■ Dataset rows
Start

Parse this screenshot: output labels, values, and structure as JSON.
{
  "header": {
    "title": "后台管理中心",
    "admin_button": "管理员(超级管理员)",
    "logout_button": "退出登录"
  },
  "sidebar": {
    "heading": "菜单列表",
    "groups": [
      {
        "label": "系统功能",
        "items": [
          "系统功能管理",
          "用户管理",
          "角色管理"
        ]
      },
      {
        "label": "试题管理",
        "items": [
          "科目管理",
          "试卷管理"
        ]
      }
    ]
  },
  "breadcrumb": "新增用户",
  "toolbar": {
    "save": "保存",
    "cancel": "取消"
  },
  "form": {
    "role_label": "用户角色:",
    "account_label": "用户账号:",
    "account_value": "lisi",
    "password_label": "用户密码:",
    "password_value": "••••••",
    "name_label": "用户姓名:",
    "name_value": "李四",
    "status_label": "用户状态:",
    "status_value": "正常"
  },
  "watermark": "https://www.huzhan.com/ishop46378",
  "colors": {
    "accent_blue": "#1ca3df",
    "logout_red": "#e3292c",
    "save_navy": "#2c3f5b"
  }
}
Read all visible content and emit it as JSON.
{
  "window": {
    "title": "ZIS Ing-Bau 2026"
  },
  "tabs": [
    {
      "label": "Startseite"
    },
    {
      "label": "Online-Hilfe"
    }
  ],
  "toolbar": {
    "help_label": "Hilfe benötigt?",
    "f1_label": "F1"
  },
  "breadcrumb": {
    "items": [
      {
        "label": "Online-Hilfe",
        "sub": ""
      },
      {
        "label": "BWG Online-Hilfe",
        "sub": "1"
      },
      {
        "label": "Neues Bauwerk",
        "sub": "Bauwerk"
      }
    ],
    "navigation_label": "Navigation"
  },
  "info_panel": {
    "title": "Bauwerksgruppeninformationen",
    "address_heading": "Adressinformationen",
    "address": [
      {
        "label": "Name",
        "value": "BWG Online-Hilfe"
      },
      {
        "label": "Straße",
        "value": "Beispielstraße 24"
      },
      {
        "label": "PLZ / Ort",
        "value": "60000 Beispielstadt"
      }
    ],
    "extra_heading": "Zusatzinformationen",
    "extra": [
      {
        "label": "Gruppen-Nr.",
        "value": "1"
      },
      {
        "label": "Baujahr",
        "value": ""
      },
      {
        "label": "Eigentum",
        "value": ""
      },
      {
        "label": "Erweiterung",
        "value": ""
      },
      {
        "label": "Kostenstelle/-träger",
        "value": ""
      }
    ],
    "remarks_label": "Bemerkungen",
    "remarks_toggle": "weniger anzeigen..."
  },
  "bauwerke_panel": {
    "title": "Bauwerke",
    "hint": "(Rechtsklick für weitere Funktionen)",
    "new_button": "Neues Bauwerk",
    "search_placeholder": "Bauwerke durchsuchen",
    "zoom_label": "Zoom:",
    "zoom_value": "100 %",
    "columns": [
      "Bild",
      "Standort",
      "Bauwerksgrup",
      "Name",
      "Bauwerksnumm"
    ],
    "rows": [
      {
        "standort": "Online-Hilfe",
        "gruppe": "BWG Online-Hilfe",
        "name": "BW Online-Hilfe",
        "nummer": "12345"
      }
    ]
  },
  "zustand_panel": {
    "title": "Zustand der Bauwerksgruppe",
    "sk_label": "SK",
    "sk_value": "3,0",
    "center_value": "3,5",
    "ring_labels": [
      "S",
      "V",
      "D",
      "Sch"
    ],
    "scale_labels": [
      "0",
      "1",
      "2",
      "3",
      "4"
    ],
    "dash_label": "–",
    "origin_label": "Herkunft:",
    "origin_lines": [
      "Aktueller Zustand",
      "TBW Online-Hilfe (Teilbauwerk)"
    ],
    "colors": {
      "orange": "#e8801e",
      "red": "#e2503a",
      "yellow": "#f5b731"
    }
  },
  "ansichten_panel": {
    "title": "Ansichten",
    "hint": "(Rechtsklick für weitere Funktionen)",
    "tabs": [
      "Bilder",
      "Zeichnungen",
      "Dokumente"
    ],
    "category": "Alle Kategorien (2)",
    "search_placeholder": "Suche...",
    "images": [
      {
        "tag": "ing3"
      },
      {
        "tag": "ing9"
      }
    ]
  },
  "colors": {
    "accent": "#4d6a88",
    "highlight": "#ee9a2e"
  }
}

End

■ Stated goal
Without omitting anything, output the entries exactly.

■ Reply to the task
Parse this screenshot: output labels, values, and structure as JSON.
{
  "header": {
    "title": "后台管理中心",
    "admin_button": "管理员(超级管理员)",
    "logout_button": "退出登录"
  },
  "sidebar": {
    "heading": "菜单列表",
    "groups": [
      {
        "label": "系统功能",
        "items": [
          "系统功能管理",
          "用户管理",
          "角色管理"
        ]
      },
      {
        "label": "试题管理",
        "items": [
          "科目管理",
          "试卷管理"
        ]
      }
    ]
  },
  "breadcrumb": "新增用户",
  "toolbar": {
    "save": "保存",
    "cancel": "取消"
  },
  "form": {
    "role_label": "用户角色:",
    "account_label": "用户账号:",
    "account_value": "lisi",
    "password_label": "用户密码:",
    "password_value": "••••••",
    "name_label": "用户姓名:",
    "name_value": "李四",
    "status_label": "用户状态:",
    "status_value": "正常"
  },
  "watermark": "https://www.huzhan.com/ishop46378",
  "colors": {
    "accent_blue": "#1ca3df",
    "logout_red": "#e3292c",
    "save_navy": "#2c3f5b"
  }
}
Read all visible content and emit it as JSON.
{
  "window": {
    "title": "ZIS Ing-Bau 2026"
  },
  "tabs": [
    {
      "label": "Startseite"
    },
    {
      "label": "Online-Hilfe"
    }
  ],
  "toolbar": {
    "help_label": "Hilfe benötigt?",
    "f1_label": "F1"
  },
  "breadcrumb": {
    "items": [
      {
        "label": "Online-Hilfe",
        "sub": ""
      },
      {
        "label": "BWG Online-Hilfe",
        "sub": "1"
      },
      {
        "label": "Neues Bauwerk",
        "sub": "Bauwerk"
      }
    ],
    "navigation_label": "Navigation"
  },
  "info_panel": {
    "title": "Bauwerksgruppeninformationen",
    "address_heading": "Adressinformationen",
    "address": [
      {
        "label": "Name",
        "value": "BWG Online-Hilfe"
      },
      {
        "label": "Straße",
        "value": "Beispielstraße 24"
      },
      {
        "label": "PLZ / Ort",
        "value": "60000 Beispielstadt"
      }
    ],
    "extra_heading": "Zusatzinformationen",
    "extra": [
      {
        "label": "Gruppen-Nr.",
        "value": "1"
      },
      {
        "label": "Baujahr",
        "value": ""
      },
      {
        "label": "Eigentum",
        "value": ""
      },
      {
        "label": "Erweiterung",
        "value": ""
      },
      {
        "label": "Kostenstelle/-träger",
        "value": ""
      }
    ],
    "remarks_label": "Bemerkungen",
    "remarks_toggle": "weniger anzeigen..."
  },
  "bauwerke_panel": {
    "title": "Bauwerke",
    "hint": "(Rechtsklick für weitere Funktionen)",
    "new_button": "Neues Bauwerk",
    "search_placeholder": "Bauwerke durchsuchen",
    "zoom_label": "Zoom:",
    "zoom_value": "100 %",
    "columns": [
      "Bild",
      "Standort",
      "Bauwerksgrup",
      "Name",
      "Bauwerksnumm"
    ],
    "rows": [
      {
        "standort": "Online-Hilfe",
        "gruppe": "BWG Online-Hilfe",
        "name": "BW Online-Hilfe",
        "nummer": "12345"
      }
    ]
  },
  "zustand_panel": {
    "title": "Zustand der Bauwerksgruppe",
    "sk_label": "SK",
    "sk_value": "3,0",
    "center_value": "3,5",
    "ring_labels": [
      "S",
      "V",
      "D",
      "Sch"
    ],
    "scale_labels": [
      "0",
      "1",
      "2",
      "3",
      "4"
    ],
    "dash_label": "–",
    "origin_label": "Herkunft:",
    "origin_lines": [
      "Aktueller Zustand",
      "TBW Online-Hilfe (Teilbauwerk)"
    ],
    "colors": {
      "orange": "#e8801e",
      "red": "#e2503a",
      "yellow": "#f5b731"
    }
  },
  "ansichten_panel": {
    "title": "Ansichten",
    "hint": "(Rechtsklick für weitere Funktionen)",
    "tabs": [
      "Bilder",
      "Zeichnungen",
      "Dokumente"
    ],
    "category": "Alle Kategorien (2)",
    "search_placeholder": "Suche...",
    "images": [
      {
        "tag": "ing3"
      },
      {
        "tag": "ing9"
      }
    ]
  },
  "colors": {
    "accent": "#4d6a88",
    "highlight": "#ee9a2e"
  }
}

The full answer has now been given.